---------- Excerpted records ----------

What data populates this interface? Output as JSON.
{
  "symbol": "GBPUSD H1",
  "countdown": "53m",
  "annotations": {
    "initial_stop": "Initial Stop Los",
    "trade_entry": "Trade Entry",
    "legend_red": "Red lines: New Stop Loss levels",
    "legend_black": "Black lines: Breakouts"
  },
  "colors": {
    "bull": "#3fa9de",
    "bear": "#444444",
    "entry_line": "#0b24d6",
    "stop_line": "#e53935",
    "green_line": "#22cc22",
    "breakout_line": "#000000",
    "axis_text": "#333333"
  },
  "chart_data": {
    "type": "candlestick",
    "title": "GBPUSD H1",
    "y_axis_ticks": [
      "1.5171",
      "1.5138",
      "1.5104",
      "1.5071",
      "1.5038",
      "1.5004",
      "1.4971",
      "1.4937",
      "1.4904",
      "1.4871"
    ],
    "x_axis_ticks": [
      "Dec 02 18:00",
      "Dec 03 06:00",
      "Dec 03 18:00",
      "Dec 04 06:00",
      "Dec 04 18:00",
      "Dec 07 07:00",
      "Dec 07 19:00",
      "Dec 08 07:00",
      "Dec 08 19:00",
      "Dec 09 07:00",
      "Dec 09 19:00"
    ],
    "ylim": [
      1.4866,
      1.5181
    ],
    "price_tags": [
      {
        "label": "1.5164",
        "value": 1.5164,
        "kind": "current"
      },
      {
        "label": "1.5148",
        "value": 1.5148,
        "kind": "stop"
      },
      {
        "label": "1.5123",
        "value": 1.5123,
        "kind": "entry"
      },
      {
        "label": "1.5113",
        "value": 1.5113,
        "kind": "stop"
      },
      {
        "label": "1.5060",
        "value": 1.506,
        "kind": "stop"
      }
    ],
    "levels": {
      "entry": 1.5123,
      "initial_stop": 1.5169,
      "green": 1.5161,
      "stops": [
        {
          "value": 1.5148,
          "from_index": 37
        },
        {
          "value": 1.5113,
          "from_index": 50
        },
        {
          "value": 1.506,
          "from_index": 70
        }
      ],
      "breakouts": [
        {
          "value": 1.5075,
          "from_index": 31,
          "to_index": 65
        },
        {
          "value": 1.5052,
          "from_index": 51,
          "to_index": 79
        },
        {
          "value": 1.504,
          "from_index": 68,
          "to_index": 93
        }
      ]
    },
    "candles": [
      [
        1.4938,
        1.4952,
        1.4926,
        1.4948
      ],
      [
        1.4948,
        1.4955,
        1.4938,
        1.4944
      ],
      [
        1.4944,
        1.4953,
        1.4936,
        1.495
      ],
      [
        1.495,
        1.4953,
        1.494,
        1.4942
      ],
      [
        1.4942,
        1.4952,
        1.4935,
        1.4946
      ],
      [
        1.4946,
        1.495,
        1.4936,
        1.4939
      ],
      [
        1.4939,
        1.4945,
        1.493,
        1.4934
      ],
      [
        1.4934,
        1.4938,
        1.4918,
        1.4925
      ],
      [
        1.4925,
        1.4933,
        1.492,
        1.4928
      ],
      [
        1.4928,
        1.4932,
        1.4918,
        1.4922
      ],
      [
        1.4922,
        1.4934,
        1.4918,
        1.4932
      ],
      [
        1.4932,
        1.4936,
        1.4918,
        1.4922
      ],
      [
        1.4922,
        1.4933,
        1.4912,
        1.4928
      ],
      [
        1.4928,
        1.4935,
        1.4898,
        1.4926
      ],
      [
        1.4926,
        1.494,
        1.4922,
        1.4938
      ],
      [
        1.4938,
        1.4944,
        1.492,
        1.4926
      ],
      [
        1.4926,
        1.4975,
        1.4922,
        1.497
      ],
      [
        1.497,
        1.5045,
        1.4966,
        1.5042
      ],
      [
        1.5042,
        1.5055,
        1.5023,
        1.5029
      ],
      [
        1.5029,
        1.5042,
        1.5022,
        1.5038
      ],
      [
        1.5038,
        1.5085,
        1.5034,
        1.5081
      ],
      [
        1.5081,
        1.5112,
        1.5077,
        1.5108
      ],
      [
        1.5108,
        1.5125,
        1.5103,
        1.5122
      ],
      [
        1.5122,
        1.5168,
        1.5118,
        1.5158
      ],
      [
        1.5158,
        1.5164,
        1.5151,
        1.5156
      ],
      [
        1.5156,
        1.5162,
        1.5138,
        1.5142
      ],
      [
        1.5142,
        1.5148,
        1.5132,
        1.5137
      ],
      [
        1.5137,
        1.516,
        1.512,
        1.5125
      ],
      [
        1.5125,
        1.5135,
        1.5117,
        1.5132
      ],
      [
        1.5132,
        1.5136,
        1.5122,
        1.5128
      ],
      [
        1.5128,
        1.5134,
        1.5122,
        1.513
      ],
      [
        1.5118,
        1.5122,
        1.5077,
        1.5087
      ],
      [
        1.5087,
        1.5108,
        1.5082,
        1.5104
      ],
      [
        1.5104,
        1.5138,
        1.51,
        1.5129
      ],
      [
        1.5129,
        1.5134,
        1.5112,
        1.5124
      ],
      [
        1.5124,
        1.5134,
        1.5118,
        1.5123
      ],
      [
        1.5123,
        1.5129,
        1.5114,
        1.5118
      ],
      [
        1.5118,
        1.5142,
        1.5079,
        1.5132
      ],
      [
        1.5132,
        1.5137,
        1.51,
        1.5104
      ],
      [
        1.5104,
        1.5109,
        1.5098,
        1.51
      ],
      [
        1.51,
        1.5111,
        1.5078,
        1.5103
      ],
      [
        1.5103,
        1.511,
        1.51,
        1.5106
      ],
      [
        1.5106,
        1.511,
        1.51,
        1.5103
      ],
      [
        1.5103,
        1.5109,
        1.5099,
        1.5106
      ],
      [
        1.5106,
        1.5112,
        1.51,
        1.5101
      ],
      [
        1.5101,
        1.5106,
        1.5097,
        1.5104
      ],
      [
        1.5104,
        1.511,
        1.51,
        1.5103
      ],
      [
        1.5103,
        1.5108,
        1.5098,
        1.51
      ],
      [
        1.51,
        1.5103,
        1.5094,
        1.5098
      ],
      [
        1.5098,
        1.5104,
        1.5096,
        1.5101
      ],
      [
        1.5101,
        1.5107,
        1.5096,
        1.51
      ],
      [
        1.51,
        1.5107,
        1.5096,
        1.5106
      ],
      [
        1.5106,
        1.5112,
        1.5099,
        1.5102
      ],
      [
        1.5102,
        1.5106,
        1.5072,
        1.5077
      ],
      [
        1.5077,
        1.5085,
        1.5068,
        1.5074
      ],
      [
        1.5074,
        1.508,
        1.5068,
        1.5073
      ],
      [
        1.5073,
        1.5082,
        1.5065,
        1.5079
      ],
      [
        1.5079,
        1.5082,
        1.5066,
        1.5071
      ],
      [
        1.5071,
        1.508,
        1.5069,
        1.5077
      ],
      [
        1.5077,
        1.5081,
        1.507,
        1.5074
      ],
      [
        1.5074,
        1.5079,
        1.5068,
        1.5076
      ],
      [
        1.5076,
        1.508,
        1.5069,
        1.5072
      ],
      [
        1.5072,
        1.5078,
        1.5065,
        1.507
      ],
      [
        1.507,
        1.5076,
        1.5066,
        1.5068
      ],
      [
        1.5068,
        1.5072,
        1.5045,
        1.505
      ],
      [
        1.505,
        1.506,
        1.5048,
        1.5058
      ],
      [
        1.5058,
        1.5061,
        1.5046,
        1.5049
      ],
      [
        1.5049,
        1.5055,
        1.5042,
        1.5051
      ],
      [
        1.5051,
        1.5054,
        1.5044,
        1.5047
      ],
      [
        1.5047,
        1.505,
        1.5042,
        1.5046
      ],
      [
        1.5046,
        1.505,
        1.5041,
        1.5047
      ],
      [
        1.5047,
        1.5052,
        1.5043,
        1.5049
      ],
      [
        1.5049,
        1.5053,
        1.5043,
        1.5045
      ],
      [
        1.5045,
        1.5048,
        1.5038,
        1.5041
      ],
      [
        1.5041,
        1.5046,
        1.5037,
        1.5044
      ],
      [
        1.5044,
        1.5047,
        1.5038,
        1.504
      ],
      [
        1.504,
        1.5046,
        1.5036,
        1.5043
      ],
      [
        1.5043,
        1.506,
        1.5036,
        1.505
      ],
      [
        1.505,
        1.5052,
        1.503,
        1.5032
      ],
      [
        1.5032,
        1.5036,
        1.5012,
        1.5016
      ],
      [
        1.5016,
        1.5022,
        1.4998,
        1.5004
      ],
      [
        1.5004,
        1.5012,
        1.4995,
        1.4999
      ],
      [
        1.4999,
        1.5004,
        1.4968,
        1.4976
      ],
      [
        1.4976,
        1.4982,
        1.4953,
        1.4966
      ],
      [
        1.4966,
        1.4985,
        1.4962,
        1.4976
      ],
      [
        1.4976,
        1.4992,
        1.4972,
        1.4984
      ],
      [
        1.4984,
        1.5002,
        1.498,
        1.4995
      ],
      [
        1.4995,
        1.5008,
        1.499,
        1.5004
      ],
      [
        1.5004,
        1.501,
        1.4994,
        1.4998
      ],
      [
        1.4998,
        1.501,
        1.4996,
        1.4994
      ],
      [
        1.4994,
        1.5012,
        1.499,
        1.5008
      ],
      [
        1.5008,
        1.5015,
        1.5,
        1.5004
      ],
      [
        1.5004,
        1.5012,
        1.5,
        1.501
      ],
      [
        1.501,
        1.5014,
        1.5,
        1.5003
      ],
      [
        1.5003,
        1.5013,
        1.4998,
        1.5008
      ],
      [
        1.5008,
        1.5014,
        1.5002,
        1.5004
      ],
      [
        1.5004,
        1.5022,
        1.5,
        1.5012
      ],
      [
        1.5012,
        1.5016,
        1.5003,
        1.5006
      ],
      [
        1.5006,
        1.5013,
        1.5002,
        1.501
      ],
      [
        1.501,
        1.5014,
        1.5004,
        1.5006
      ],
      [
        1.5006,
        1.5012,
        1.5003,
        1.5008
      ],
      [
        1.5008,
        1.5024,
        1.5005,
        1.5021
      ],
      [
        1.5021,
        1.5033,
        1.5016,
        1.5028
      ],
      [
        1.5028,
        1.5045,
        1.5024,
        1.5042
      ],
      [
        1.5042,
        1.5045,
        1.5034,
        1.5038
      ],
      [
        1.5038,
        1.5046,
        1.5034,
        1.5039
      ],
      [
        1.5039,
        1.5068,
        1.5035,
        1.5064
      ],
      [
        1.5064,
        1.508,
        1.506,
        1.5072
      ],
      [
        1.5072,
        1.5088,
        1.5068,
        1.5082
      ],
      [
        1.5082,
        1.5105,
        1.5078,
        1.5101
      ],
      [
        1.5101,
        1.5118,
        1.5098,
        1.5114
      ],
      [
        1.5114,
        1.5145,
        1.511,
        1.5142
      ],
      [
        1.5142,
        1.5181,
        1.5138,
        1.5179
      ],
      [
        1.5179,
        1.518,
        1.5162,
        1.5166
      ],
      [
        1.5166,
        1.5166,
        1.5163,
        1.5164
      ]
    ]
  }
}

----------

#### Task brief:
Find the word "lines" in the entries, and copy every line it shows up in.

#### Solution:
    "legend_red": "Red lines: New Stop Loss levels",
    "legend_black": "Black lines: Breakouts"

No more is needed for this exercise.